** START Provided entries **

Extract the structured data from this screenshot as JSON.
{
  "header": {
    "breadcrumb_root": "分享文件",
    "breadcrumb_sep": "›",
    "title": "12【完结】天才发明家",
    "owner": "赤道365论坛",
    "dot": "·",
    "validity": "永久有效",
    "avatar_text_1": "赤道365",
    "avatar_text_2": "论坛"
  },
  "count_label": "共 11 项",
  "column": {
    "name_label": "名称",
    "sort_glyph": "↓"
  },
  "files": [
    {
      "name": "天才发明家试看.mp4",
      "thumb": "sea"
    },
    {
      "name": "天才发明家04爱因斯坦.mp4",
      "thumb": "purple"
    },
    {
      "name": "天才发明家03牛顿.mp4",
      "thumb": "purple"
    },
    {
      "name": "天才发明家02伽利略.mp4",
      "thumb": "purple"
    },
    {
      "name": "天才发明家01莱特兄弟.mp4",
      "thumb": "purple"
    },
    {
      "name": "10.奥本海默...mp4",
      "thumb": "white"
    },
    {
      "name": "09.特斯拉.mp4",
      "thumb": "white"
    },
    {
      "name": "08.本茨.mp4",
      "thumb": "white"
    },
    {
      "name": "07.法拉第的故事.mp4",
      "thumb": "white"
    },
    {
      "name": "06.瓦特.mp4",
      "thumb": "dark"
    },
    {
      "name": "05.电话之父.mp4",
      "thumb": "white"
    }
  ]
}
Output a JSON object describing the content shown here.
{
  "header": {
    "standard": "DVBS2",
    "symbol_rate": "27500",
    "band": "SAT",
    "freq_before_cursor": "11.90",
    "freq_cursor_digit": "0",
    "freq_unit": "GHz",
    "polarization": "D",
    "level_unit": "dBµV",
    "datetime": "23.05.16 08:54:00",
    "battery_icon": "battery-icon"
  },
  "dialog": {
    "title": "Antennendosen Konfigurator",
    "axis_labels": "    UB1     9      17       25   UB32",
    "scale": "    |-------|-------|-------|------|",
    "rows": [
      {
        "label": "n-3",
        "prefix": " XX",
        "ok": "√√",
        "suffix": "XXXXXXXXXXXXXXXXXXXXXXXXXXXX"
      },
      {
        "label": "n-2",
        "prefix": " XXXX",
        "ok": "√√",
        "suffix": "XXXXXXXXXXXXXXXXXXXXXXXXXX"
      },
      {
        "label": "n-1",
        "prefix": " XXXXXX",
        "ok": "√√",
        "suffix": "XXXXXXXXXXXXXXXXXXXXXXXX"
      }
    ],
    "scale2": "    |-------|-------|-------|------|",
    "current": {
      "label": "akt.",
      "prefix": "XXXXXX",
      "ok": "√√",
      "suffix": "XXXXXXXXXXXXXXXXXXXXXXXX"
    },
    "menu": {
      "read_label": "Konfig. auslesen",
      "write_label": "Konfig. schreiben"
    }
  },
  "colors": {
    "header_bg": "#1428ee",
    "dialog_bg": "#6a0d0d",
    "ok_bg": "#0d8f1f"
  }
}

** END Provided entries **

▶ _Goal_
Write out the data exactly as it stands.

▶ _Response for this exercise_
Extract the structured data from this screenshot as JSON.
{
  "header": {
    "breadcrumb_root": "分享文件",
    "breadcrumb_sep": "›",
    "title": "12【完结】天才发明家",
    "owner": "赤道365论坛",
    "dot": "·",
    "validity": "永久有效",
    "avatar_text_1": "赤道365",
    "avatar_text_2": "论坛"
  },
  "count_label": "共 11 项",
  "column": {
    "name_label": "名称",
    "sort_glyph": "↓"
  },
  "files": [
    {
      "name": "天才发明家试看.mp4",
      "thumb": "sea"
    },
    {
      "name": "天才发明家04爱因斯坦.mp4",
      "thumb": "purple"
    },
    {
      "name": "天才发明家03牛顿.mp4",
      "thumb": "purple"
    },
    {
      "name": "天才发明家02伽利略.mp4",
      "thumb": "purple"
    },
    {
      "name": "天才发明家01莱特兄弟.mp4",
      "thumb": "purple"
    },
    {
      "name": "10.奥本海默...mp4",
      "thumb": "white"
    },
    {
      "name": "09.特斯拉.mp4",
      "thumb": "white"
    },
    {
      "name": "08.本茨.mp4",
      "thumb": "white"
    },
    {
      "name": "07.法拉第的故事.mp4",
      "thumb": "white"
    },
    {
      "name": "06.瓦特.mp4",
      "thumb": "dark"
    },
    {
      "name": "05.电话之父.mp4",
      "thumb": "white"
    }
  ]
}
Output a JSON object describing the content shown here.
{
  "header": {
    "standard": "DVBS2",
    "symbol_rate": "27500",
    "band": "SAT",
    "freq_before_cursor": "11.90",
    "freq_cursor_digit": "0",
    "freq_unit": "GHz",
    "polarization": "D",
    "level_unit": "dBµV",
    "datetime": "23.05.16 08:54:00",
    "battery_icon": "battery-icon"
  },
  "dialog": {
    "title": "Antennendosen Konfigurator",
    "axis_labels": "    UB1     9      17       25   UB32",
    "scale": "    |-------|-------|-------|------|",
    "rows": [
      {
        "label": "n-3",
        "prefix": " XX",
        "ok": "√√",
        "suffix": "XXXXXXXXXXXXXXXXXXXXXXXXXXXX"
      },
      {
        "label": "n-2",
        "prefix": " XXXX",
        "ok": "√√",
        "suffix": "XXXXXXXXXXXXXXXXXXXXXXXXXX"
      },
      {
        "label": "n-1",
        "prefix": " XXXXXX",
        "ok": "√√",
        "suffix": "XXXXXXXXXXXXXXXXXXXXXXXX"
      }
    ],
    "scale2": "    |-------|-------|-------|------|",
    "current": {
      "label": "akt.",
      "prefix": "XXXXXX",
      "ok": "√√",
      "suffix": "XXXXXXXXXXXXXXXXXXXXXXXX"
    },
    "menu": {
      "read_label": "Konfig. auslesen",
      "write_label": "Konfig. schreiben"
    }
  },
  "colors": {
    "header_bg": "#1428ee",
    "dialog_bg": "#6a0d0d",
    "ok_bg": "#0d8f1f"
  }
}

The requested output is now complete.